[Podany tekst]

Recenzja: Spirit Torino Valkyria

Emocje odsłuchowe

    Tor obsługujący brany od komputera sygnał składał się (jak zawsze ostatnimi czasy) ze wzmacniacza słuchawkowego i przetwornika od japońskiego Phasemation; tego przetwornika nieprodukowanego od dawna, ale mającego wbudowany pamiętny procesor K2; ten sam, który służył drogim wydaniom płyt CD japońskiej szkoły nagraniowej, ten sam o którym jego twórca – Kazuo Kiuchii – mawiał, że ma stwarzać muzykę, a nie jej techniczny obraz. Takie podejście też bazującym na emocjach włoskim słuchawkom Valkyria bez cienia wątpliwości pasowało, pospołu z przetwornikiem K2 buchnęły emocjami. Muzyczny przekaz w tym wydaniu ukazał się przede wszystkim jako darzący niezwykłą obfitością; te same nagrania odtwarzane przez inne słuchawki jawiły się jako uboższe. Bowiem nie tylko emocjami buchał, także bogactwem brzmieniowym. Valkyrie okazały się grać niespotykanie blisko słuchacza, wciągając go w wir brzmień i pięknych, i dynamicznych, i z przepychem.

    Dopiero co recenzowałem słuchawki ZMF Atrium, które dzięki rozbudowanej akustyce wewnątrz muszli potrafiły wyciskać z nagrań ciekawsze od przeciętnych scenografie, ale te ZMF miały pecha być u mnie równocześnie ze Spirit Torino Valkyria, które potrafią muzyczne aranże uczynić jeszcze wspanialszymi. Różnica obfitości stołu nie dała się pomijać – zwykłe słuchawki to jak samotna miska, ZMF kilka dań, Valkyrie cała uczta.

[Fragment danych]
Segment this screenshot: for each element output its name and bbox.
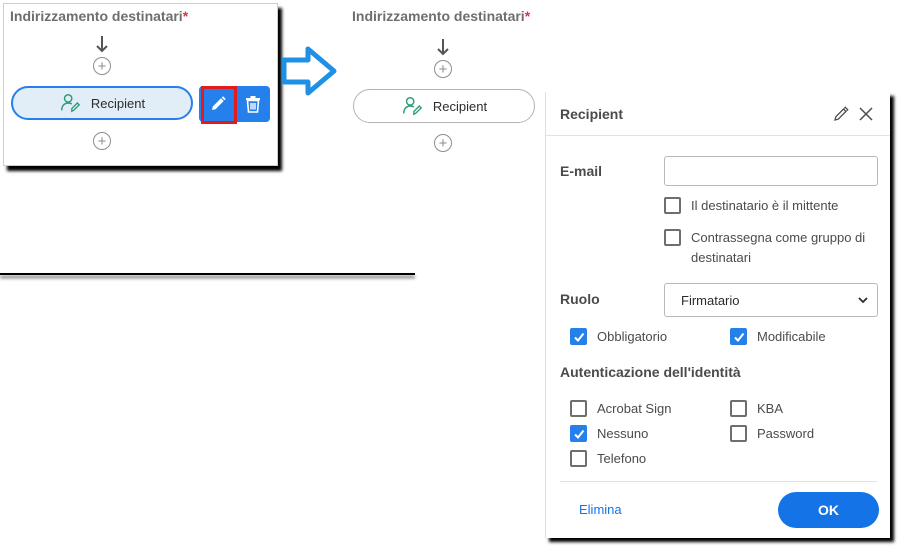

[Zadania do wykonania]
- A) Skopiuj z recenzji słuchawek wszystko od „Dopiero co recenzowałem” w dół aż do „Valkyrie cała uczta.”.
- B) Podejmij recenzję słuchawek tam, gdzie się kończy, i pisz ją dalej.

[Odpowiedzi do zadań]
- A)
Dopiero co recenzowałem słuchawki ZMF Atrium, które dzięki rozbudowanej akustyce wewnątrz muszli potrafiły wyciskać z nagrań ciekawsze od przeciętnych scenografie, ale te ZMF miały pecha być u mnie równocześnie ze Spirit Torino Valkyria, które potrafią muzyczne aranże uczynić jeszcze wspanialszymi. Różnica obfitości stołu nie dała się pomijać – zwykłe słuchawki to jak samotna miska, ZMF kilka dań, Valkyrie cała uczta.

- B)
    Przepraszam za to kulinarne porównanie – głodnemu chleb na myśli (choć w sumie syty jestem), ale tak mi się to kojarzyło raz po raz przy słuchaniu. „Rozbudowa muzycznego obrazu” – te słowa obrazują przejście na flagowe Spirit Torino; słuchanie poprzez nie nagranie staje się bogatsze i szersze. Scena wprawdzie się nie rozszerza, a jedynie przybliża, ale muzyczne otoczenie nie tylko staje się bliższe, ale też harmonicznie bardziej złożone, gęstsze i wielopostaciowe. Zupełnie jakby pomiędzy wcześniej obecnymi dźwiękami pojawiły się nowe, nie wiedzieć z czego brane, bo przecież nie z tych podwojonych przetworników w sensie samego podwojenia. Membrany ich pracują synchronicznie z niezwykłą dokładnością, ale ich większe osiągi energetyczne w połączeniu z niezwykłymi padami zaludniają muzyczną scenę jakby nowymi dźwiękami. Tymi samymi, ale bogatszymi, rozrośniętymi harmonicznie. Coś jakbyś zmienił na większy akordeon albo pianino na fortepian. I staje się ciekawiej, obficiej, aż pieniście. – – Nudziłeś się? – To przestałeś. – Masz teraz wszystkiego więcej.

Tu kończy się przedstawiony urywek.